Excerpt from a dataset:
══════════

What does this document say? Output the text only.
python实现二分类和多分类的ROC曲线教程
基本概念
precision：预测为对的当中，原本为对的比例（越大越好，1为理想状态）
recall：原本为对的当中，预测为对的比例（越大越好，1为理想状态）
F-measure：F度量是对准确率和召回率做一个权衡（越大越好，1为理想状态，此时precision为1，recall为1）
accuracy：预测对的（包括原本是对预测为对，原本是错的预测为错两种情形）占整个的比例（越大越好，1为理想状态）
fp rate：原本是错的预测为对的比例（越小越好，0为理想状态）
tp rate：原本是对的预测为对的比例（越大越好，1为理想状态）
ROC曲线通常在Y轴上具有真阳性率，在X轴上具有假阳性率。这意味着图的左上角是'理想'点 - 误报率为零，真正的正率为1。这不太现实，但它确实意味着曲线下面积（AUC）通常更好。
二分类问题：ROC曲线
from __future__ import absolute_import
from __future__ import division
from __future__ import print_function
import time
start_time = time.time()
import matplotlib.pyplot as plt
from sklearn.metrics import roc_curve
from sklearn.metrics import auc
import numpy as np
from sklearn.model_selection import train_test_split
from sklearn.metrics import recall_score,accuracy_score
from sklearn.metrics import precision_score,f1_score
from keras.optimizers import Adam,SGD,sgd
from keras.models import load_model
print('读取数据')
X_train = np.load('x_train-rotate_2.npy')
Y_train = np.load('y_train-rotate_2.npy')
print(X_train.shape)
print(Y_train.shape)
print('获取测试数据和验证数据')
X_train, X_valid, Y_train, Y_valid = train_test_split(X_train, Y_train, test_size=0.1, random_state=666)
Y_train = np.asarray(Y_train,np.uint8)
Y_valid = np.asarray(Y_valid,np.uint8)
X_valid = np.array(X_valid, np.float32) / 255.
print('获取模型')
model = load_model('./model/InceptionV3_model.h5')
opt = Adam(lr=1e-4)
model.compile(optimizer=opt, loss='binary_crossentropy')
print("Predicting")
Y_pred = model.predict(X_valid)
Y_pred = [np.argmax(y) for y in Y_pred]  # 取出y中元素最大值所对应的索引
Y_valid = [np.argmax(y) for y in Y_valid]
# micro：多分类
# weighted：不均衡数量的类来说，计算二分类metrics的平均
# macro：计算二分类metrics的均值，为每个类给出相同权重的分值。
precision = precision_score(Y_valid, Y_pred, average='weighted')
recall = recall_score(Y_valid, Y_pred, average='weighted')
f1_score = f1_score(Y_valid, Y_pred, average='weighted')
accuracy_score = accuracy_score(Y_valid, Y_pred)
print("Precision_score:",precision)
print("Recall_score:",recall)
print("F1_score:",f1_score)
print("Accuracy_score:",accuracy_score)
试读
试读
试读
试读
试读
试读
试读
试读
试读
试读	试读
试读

══════════

What is expected: Write out the data again, exactly and in full.

Answer to this problem:
What does this document say? Output the text only.
python实现二分类和多分类的ROC曲线教程
基本概念
precision：预测为对的当中，原本为对的比例（越大越好，1为理想状态）
recall：原本为对的当中，预测为对的比例（越大越好，1为理想状态）
F-measure：F度量是对准确率和召回率做一个权衡（越大越好，1为理想状态，此时precision为1，recall为1）
accuracy：预测对的（包括原本是对预测为对，原本是错的预测为错两种情形）占整个的比例（越大越好，1为理想状态）
fp rate：原本是错的预测为对的比例（越小越好，0为理想状态）
tp rate：原本是对的预测为对的比例（越大越好，1为理想状态）
ROC曲线通常在Y轴上具有真阳性率，在X轴上具有假阳性率。这意味着图的左上角是'理想'点 - 误报率为零，真正的正率为1。这不太现实，但它确实意味着曲线下面积（AUC）通常更好。
二分类问题：ROC曲线
from __future__ import absolute_import
from __future__ import division
from __future__ import print_function
import time
start_time = time.time()
import matplotlib.pyplot as plt
from sklearn.metrics import roc_curve
from sklearn.metrics import auc
import numpy as np
from sklearn.model_selection import train_test_split
from sklearn.metrics import recall_score,accuracy_score
from sklearn.metrics import precision_score,f1_score
from keras.optimizers import Adam,SGD,sgd
from keras.models import load_model
print('读取数据')
X_train = np.load('x_train-rotate_2.npy')
Y_train = np.load('y_train-rotate_2.npy')
print(X_train.shape)
print(Y_train.shape)
print('获取测试数据和验证数据')
X_train, X_valid, Y_train, Y_valid = train_test_split(X_train, Y_train, test_size=0.1, random_state=666)
Y_train = np.asarray(Y_train,np.uint8)
Y_valid = np.asarray(Y_valid,np.uint8)
X_valid = np.array(X_valid, np.float32) / 255.
print('获取模型')
model = load_model('./model/InceptionV3_model.h5')
opt = Adam(lr=1e-4)
model.compile(optimizer=opt, loss='binary_crossentropy')
print("Predicting")
Y_pred = model.predict(X_valid)
Y_pred = [np.argmax(y) for y in Y_pred]  # 取出y中元素最大值所对应的索引
Y_valid = [np.argmax(y) for y in Y_valid]
# micro：多分类
# weighted：不均衡数量的类来说，计算二分类metrics的平均
# macro：计算二分类metrics的均值，为每个类给出相同权重的分值。
precision = precision_score(Y_valid, Y_pred, average='weighted')
recall = recall_score(Y_valid, Y_pred, average='weighted')
f1_score = f1_score(Y_valid, Y_pred, average='weighted')
accuracy_score = accuracy_score(Y_valid, Y_pred)
print("Precision_score:",precision)
print("Recall_score:",recall)
print("F1_score:",f1_score)
print("Accuracy_score:",accuracy_score)
试读
试读
试读
试读
试读
试读
试读
试读
试读
试读	试读
试读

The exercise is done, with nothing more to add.